Start of EXERCISE DATA

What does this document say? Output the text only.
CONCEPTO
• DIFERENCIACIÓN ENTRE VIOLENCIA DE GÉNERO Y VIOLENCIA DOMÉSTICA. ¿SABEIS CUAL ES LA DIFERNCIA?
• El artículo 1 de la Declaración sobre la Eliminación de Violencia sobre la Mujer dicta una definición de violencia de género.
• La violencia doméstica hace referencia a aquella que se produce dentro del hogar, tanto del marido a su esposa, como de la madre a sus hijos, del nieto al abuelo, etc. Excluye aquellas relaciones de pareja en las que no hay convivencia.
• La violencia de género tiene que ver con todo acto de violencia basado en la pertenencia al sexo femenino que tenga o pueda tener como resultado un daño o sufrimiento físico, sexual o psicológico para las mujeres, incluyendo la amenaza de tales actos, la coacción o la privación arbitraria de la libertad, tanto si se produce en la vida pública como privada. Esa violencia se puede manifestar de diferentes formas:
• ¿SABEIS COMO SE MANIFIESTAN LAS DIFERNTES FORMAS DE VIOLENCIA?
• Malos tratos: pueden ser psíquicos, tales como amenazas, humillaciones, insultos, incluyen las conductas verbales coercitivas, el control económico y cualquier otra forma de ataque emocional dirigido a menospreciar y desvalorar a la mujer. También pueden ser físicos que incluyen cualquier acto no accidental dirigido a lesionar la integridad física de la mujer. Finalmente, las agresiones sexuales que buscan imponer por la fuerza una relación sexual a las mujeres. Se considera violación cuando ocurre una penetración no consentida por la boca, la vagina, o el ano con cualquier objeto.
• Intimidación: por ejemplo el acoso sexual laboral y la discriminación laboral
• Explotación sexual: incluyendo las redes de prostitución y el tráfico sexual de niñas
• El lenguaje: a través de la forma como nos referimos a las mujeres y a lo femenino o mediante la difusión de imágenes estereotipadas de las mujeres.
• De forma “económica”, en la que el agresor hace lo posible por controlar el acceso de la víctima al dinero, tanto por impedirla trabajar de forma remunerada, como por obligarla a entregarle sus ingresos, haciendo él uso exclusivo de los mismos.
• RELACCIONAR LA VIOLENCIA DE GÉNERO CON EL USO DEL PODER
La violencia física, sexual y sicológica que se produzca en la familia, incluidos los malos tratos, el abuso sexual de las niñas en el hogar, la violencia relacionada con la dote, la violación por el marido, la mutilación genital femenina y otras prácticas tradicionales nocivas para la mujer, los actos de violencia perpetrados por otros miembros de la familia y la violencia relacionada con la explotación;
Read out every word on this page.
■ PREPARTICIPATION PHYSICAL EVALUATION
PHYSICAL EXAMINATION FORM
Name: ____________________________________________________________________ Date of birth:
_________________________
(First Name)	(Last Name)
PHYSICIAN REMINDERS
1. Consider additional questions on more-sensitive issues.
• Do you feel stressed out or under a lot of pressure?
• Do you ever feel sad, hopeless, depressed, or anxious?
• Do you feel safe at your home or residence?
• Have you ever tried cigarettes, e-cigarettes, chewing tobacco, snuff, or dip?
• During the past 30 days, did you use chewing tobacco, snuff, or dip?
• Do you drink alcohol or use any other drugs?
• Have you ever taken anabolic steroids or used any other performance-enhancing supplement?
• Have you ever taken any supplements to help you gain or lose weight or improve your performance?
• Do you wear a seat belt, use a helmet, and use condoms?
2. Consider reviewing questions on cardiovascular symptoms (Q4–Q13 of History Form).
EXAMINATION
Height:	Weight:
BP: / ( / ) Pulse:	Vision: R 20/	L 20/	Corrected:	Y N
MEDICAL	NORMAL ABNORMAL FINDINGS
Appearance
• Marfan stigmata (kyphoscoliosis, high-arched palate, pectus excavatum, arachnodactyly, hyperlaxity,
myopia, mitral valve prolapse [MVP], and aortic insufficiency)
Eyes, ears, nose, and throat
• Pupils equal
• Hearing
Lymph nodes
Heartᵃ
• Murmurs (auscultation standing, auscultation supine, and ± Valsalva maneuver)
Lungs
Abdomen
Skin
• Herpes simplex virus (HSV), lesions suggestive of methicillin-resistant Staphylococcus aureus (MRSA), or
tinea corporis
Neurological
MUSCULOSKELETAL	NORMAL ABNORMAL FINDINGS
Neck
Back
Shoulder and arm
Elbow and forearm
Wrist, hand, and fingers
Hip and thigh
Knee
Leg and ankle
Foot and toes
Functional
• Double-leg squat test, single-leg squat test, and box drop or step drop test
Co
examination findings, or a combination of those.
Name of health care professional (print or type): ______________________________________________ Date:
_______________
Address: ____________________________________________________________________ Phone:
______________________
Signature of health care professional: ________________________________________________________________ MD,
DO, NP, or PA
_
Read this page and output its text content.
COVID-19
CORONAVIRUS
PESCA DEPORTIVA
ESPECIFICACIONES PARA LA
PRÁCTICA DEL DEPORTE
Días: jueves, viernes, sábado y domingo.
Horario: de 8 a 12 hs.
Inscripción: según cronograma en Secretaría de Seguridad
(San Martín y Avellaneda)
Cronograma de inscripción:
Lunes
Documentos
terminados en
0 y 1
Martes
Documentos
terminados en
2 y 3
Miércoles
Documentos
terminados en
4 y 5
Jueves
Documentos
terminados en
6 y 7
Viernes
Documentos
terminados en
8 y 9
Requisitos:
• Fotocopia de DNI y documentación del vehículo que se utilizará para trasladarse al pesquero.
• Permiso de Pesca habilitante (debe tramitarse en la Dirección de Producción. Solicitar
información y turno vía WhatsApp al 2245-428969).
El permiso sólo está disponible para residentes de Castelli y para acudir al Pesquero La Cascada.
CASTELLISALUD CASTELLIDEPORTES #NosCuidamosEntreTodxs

End of EXERCISE DATA

§ **WORK ITEM**
Every line of the material should come back unchanged.

§ **TASK ANSWER**
What does this document say? Output the text only.
CONCEPTO
• DIFERENCIACIÓN ENTRE VIOLENCIA DE GÉNERO Y VIOLENCIA DOMÉSTICA. ¿SABEIS CUAL ES LA DIFERNCIA?
• El artículo 1 de la Declaración sobre la Eliminación de Violencia sobre la Mujer dicta una definición de violencia de género.
• La violencia doméstica hace referencia a aquella que se produce dentro del hogar, tanto del marido a su esposa, como de la madre a sus hijos, del nieto al abuelo, etc. Excluye aquellas relaciones de pareja en las que no hay convivencia.
• La violencia de género tiene que ver con todo acto de violencia basado en la pertenencia al sexo femenino que tenga o pueda tener como resultado un daño o sufrimiento físico, sexual o psicológico para las mujeres, incluyendo la amenaza de tales actos, la coacción o la privación arbitraria de la libertad, tanto si se produce en la vida pública como privada. Esa violencia se puede manifestar de diferentes formas:
• ¿SABEIS COMO SE MANIFIESTAN LAS DIFERNTES FORMAS DE VIOLENCIA?
• Malos tratos: pueden ser psíquicos, tales como amenazas, humillaciones, insultos, incluyen las conductas verbales coercitivas, el control económico y cualquier otra forma de ataque emocional dirigido a menospreciar y desvalorar a la mujer. También pueden ser físicos que incluyen cualquier acto no accidental dirigido a lesionar la integridad física de la mujer. Finalmente, las agresiones sexuales que buscan imponer por la fuerza una relación sexual a las mujeres. Se considera violación cuando ocurre una penetración no consentida por la boca, la vagina, o el ano con cualquier objeto.
• Intimidación: por ejemplo el acoso sexual laboral y la discriminación laboral
• Explotación sexual: incluyendo las redes de prostitución y el tráfico sexual de niñas
• El lenguaje: a través de la forma como nos referimos a las mujeres y a lo femenino o mediante la difusión de imágenes estereotipadas de las mujeres.
• De forma “económica”, en la que el agresor hace lo posible por controlar el acceso de la víctima al dinero, tanto por impedirla trabajar de forma remunerada, como por obligarla a entregarle sus ingresos, haciendo él uso exclusivo de los mismos.
• RELACCIONAR LA VIOLENCIA DE GÉNERO CON EL USO DEL PODER
La violencia física, sexual y sicológica que se produzca en la familia, incluidos los malos tratos, el abuso sexual de las niñas en el hogar, la violencia relacionada con la dote, la violación por el marido, la mutilación genital femenina y otras prácticas tradicionales nocivas para la mujer, los actos de violencia perpetrados por otros miembros de la familia y la violencia relacionada con la explotación;
Read out every word on this page.
■ PREPARTICIPATION PHYSICAL EVALUATION
PHYSICAL EXAMINATION FORM
Name: ____________________________________________________________________ Date of birth:
_________________________
(First Name)	(Last Name)
PHYSICIAN REMINDERS
1. Consider additional questions on more-sensitive issues.
• Do you feel stressed out or under a lot of pressure?
• Do you ever feel sad, hopeless, depressed, or anxious?
• Do you feel safe at your home or residence?
• Have you ever tried cigarettes, e-cigarettes, chewing tobacco, snuff, or dip?
• During the past 30 days, did you use chewing tobacco, snuff, or dip?
• Do you drink alcohol or use any other drugs?
• Have you ever taken anabolic steroids or used any other performance-enhancing supplement?
• Have you ever taken any supplements to help you gain or lose weight or improve your performance?
• Do you wear a seat belt, use a helmet, and use condoms?
2. Consider reviewing questions on cardiovascular symptoms (Q4–Q13 of History Form).
EXAMINATION
Height:	Weight:
BP: / ( / ) Pulse:	Vision: R 20/	L 20/	Corrected:	Y N
MEDICAL	NORMAL ABNORMAL FINDINGS
Appearance
• Marfan stigmata (kyphoscoliosis, high-arched palate, pectus excavatum, arachnodactyly, hyperlaxity,
myopia, mitral valve prolapse [MVP], and aortic insufficiency)
Eyes, ears, nose, and throat
• Pupils equal
• Hearing
Lymph nodes
Heartᵃ
• Murmurs (auscultation standing, auscultation supine, and ± Valsalva maneuver)
Lungs
Abdomen
Skin
• Herpes simplex virus (HSV), lesions suggestive of methicillin-resistant Staphylococcus aureus (MRSA), or
tinea corporis
Neurological
MUSCULOSKELETAL	NORMAL ABNORMAL FINDINGS
Neck
Back
Shoulder and arm
Elbow and forearm
Wrist, hand, and fingers
Hip and thigh
Knee
Leg and ankle
Foot and toes
Functional
• Double-leg squat test, single-leg squat test, and box drop or step drop test
Co
examination findings, or a combination of those.
Name of health care professional (print or type): ______________________________________________ Date:
_______________
Address: ____________________________________________________________________ Phone:
______________________
Signature of health care professional: ________________________________________________________________ MD,
DO, NP, or PA
_
Read this page and output its text content.
COVID-19
CORONAVIRUS
PESCA DEPORTIVA
ESPECIFICACIONES PARA LA
PRÁCTICA DEL DEPORTE
Días: jueves, viernes, sábado y domingo.
Horario: de 8 a 12 hs.
Inscripción: según cronograma en Secretaría de Seguridad
(San Martín y Avellaneda)
Cronograma de inscripción:
Lunes
Documentos
terminados en
0 y 1
Martes
Documentos
terminados en
2 y 3
Miércoles
Documentos
terminados en
4 y 5
Jueves
Documentos
terminados en
6 y 7
Viernes
Documentos
terminados en
8 y 9
Requisitos:
• Fotocopia de DNI y documentación del vehículo que se utilizará para trasladarse al pesquero.
• Permiso de Pesca habilitante (debe tramitarse en la Dirección de Producción. Solicitar
información y turno vía WhatsApp al 2245-428969).
El permiso sólo está disponible para residentes de Castelli y para acudir al Pesquero La Cascada.
CASTELLISALUD CASTELLIDEPORTES #NosCuidamosEntreTodxs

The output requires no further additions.